■ Task requirements ■
The records that follow are to be repeated without alteration.

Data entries
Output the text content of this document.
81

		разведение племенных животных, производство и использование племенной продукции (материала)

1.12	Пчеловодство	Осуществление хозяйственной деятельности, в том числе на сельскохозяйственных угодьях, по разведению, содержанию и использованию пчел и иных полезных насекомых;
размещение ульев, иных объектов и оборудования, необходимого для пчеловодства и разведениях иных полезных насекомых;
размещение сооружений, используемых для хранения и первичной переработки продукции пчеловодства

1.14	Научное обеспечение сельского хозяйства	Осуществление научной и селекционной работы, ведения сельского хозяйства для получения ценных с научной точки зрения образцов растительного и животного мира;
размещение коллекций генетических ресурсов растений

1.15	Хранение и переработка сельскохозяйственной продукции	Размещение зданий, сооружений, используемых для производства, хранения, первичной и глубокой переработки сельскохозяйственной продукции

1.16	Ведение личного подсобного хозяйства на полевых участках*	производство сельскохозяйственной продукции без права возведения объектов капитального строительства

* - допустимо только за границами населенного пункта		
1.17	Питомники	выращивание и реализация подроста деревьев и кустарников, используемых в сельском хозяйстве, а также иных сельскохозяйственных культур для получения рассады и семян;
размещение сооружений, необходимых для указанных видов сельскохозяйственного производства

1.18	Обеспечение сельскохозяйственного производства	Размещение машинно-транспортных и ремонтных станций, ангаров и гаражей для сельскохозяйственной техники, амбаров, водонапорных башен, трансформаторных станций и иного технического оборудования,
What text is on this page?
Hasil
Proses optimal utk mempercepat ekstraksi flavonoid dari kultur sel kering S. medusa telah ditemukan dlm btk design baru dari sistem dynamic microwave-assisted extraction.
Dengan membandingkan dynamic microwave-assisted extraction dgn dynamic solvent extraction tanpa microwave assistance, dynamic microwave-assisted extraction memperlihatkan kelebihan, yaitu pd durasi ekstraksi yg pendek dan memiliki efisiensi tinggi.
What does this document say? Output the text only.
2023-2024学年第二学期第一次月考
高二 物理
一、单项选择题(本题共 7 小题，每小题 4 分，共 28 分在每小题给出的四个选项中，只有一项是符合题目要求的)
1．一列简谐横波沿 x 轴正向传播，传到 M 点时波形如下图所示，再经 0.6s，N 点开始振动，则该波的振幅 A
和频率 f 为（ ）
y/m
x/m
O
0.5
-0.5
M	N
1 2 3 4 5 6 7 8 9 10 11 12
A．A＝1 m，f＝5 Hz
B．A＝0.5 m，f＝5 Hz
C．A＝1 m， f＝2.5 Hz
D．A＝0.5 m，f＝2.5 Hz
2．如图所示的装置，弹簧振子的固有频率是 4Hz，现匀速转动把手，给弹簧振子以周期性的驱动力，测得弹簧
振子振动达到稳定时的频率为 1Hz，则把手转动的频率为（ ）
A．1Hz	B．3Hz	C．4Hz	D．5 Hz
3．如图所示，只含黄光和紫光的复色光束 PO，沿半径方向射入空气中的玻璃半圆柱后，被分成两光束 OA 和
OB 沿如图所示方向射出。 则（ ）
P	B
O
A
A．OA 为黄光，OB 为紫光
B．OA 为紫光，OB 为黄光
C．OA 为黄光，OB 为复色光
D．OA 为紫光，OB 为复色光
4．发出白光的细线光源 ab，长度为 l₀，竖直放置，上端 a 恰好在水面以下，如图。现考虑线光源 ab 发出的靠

■ Task answer ■
Output the text content of this document.
81

		разведение племенных животных, производство и использование племенной продукции (материала)

1.12	Пчеловодство	Осуществление хозяйственной деятельности, в том числе на сельскохозяйственных угодьях, по разведению, содержанию и использованию пчел и иных полезных насекомых;
размещение ульев, иных объектов и оборудования, необходимого для пчеловодства и разведениях иных полезных насекомых;
размещение сооружений, используемых для хранения и первичной переработки продукции пчеловодства

1.14	Научное обеспечение сельского хозяйства	Осуществление научной и селекционной работы, ведения сельского хозяйства для получения ценных с научной точки зрения образцов растительного и животного мира;
размещение коллекций генетических ресурсов растений

1.15	Хранение и переработка сельскохозяйственной продукции	Размещение зданий, сооружений, используемых для производства, хранения, первичной и глубокой переработки сельскохозяйственной продукции

1.16	Ведение личного подсобного хозяйства на полевых участках*	производство сельскохозяйственной продукции без права возведения объектов капитального строительства

* - допустимо только за границами населенного пункта		
1.17	Питомники	выращивание и реализация подроста деревьев и кустарников, используемых в сельском хозяйстве, а также иных сельскохозяйственных культур для получения рассады и семян;
размещение сооружений, необходимых для указанных видов сельскохозяйственного производства

1.18	Обеспечение сельскохозяйственного производства	Размещение машинно-транспортных и ремонтных станций, ангаров и гаражей для сельскохозяйственной техники, амбаров, водонапорных башен, трансформаторных станций и иного технического оборудования,
What text is on this page?
Hasil
Proses optimal utk mempercepat ekstraksi flavonoid dari kultur sel kering S. medusa telah ditemukan dlm btk design baru dari sistem dynamic microwave-assisted extraction.
Dengan membandingkan dynamic microwave-assisted extraction dgn dynamic solvent extraction tanpa microwave assistance, dynamic microwave-assisted extraction memperlihatkan kelebihan, yaitu pd durasi ekstraksi yg pendek dan memiliki efisiensi tinggi.
What does this document say? Output the text only.
2023-2024学年第二学期第一次月考
高二 物理
一、单项选择题(本题共 7 小题，每小题 4 分，共 28 分在每小题给出的四个选项中，只有一项是符合题目要求的)
1．一列简谐横波沿 x 轴正向传播，传到 M 点时波形如下图所示，再经 0.6s，N 点开始振动，则该波的振幅 A
和频率 f 为（ ）
y/m
x/m
O
0.5
-0.5
M	N
1 2 3 4 5 6 7 8 9 10 11 12
A．A＝1 m，f＝5 Hz
B．A＝0.5 m，f＝5 Hz
C．A＝1 m， f＝2.5 Hz
D．A＝0.5 m，f＝2.5 Hz
2．如图所示的装置，弹簧振子的固有频率是 4Hz，现匀速转动把手，给弹簧振子以周期性的驱动力，测得弹簧
振子振动达到稳定时的频率为 1Hz，则把手转动的频率为（ ）
A．1Hz	B．3Hz	C．4Hz	D．5 Hz
3．如图所示，只含黄光和紫光的复色光束 PO，沿半径方向射入空气中的玻璃半圆柱后，被分成两光束 OA 和
OB 沿如图所示方向射出。 则（ ）
P	B
O
A
A．OA 为黄光，OB 为紫光
B．OA 为紫光，OB 为黄光
C．OA 为黄光，OB 为复色光
D．OA 为紫光，OB 为复色光
4．发出白光的细线光源 ab，长度为 l₀，竖直放置，上端 a 恰好在水面以下，如图。现考虑线光源 ab 发出的靠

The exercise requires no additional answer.